[Dataset rows]
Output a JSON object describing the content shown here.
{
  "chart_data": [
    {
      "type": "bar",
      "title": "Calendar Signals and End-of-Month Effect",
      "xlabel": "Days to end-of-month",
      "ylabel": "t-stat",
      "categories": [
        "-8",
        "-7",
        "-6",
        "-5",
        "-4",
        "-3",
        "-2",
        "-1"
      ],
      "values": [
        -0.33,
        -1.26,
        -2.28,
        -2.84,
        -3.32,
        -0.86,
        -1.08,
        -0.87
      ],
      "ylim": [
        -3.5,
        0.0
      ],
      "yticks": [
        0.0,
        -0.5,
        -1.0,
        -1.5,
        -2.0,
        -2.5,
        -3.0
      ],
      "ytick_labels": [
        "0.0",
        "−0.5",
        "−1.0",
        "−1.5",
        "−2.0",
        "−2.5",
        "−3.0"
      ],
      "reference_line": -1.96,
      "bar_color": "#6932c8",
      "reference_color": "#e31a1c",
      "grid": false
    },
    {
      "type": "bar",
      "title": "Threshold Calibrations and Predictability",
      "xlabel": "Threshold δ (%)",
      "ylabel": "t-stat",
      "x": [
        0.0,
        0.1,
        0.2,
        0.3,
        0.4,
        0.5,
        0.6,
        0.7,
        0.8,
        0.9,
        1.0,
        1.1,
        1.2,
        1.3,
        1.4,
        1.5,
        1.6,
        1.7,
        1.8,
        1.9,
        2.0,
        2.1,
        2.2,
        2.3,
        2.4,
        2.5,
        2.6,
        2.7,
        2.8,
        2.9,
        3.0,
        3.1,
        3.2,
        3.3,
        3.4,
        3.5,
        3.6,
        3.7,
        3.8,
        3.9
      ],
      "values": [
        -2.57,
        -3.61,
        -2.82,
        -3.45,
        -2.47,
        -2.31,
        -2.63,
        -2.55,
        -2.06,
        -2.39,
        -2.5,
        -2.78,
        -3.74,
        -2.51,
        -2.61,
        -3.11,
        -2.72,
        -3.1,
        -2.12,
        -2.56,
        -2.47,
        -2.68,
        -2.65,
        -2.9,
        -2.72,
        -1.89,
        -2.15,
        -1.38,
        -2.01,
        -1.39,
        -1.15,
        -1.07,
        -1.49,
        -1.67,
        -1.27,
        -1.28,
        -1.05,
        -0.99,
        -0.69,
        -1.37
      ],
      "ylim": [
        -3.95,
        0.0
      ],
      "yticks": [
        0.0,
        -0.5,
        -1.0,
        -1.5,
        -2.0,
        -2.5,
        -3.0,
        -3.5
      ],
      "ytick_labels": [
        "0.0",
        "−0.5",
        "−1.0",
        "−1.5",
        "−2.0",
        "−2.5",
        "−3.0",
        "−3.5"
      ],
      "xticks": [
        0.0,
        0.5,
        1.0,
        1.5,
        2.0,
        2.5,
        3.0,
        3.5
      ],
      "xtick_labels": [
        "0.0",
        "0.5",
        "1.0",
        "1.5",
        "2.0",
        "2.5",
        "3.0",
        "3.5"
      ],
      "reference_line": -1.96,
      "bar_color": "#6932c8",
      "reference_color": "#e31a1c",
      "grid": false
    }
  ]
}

Instruction
Every record above should be output exactly.

Solution below
Output a JSON object describing the content shown here.
{
  "chart_data": [
    {
      "type": "bar",
      "title": "Calendar Signals and End-of-Month Effect",
      "xlabel": "Days to end-of-month",
      "ylabel": "t-stat",
      "categories": [
        "-8",
        "-7",
        "-6",
        "-5",
        "-4",
        "-3",
        "-2",
        "-1"
      ],
      "values": [
        -0.33,
        -1.26,
        -2.28,
        -2.84,
        -3.32,
        -0.86,
        -1.08,
        -0.87
      ],
      "ylim": [
        -3.5,
        0.0
      ],
      "yticks": [
        0.0,
        -0.5,
        -1.0,
        -1.5,
        -2.0,
        -2.5,
        -3.0
      ],
      "ytick_labels": [
        "0.0",
        "−0.5",
        "−1.0",
        "−1.5",
        "−2.0",
        "−2.5",
        "−3.0"
      ],
      "reference_line": -1.96,
      "bar_color": "#6932c8",
      "reference_color": "#e31a1c",
      "grid": false
    },
    {
      "type": "bar",
      "title": "Threshold Calibrations and Predictability",
      "xlabel": "Threshold δ (%)",
      "ylabel": "t-stat",
      "x": [
        0.0,
        0.1,
        0.2,
        0.3,
        0.4,
        0.5,
        0.6,
        0.7,
        0.8,
        0.9,
        1.0,
        1.1,
        1.2,
        1.3,
        1.4,
        1.5,
        1.6,
        1.7,
        1.8,
        1.9,
        2.0,
        2.1,
        2.2,
        2.3,
        2.4,
        2.5,
        2.6,
        2.7,
        2.8,
        2.9,
        3.0,
        3.1,
        3.2,
        3.3,
        3.4,
        3.5,
        3.6,
        3.7,
        3.8,
        3.9
      ],
      "values": [
        -2.57,
        -3.61,
        -2.82,
        -3.45,
        -2.47,
        -2.31,
        -2.63,
        -2.55,
        -2.06,
        -2.39,
        -2.5,
        -2.78,
        -3.74,
        -2.51,
        -2.61,
        -3.11,
        -2.72,
        -3.1,
        -2.12,
        -2.56,
        -2.47,
        -2.68,
        -2.65,
        -2.9,
        -2.72,
        -1.89,
        -2.15,
        -1.38,
        -2.01,
        -1.39,
        -1.15,
        -1.07,
        -1.49,
        -1.67,
        -1.27,
        -1.28,
        -1.05,
        -0.99,
        -0.69,
        -1.37
      ],
      "ylim": [
        -3.95,
        0.0
      ],
      "yticks": [
        0.0,
        -0.5,
        -1.0,
        -1.5,
        -2.0,
        -2.5,
        -3.0,
        -3.5
      ],
      "ytick_labels": [
        "0.0",
        "−0.5",
        "−1.0",
        "−1.5",
        "−2.0",
        "−2.5",
        "−3.0",
        "−3.5"
      ],
      "xticks": [
        0.0,
        0.5,
        1.0,
        1.5,
        2.0,
        2.5,
        3.0,
        3.5
      ],
      "xtick_labels": [
        "0.0",
        "0.5",
        "1.0",
        "1.5",
        "2.0",
        "2.5",
        "3.0",
        "3.5"
      ],
      "reference_line": -1.96,
      "bar_color": "#6932c8",
      "reference_color": "#e31a1c",
      "grid": false
    }
  ]
}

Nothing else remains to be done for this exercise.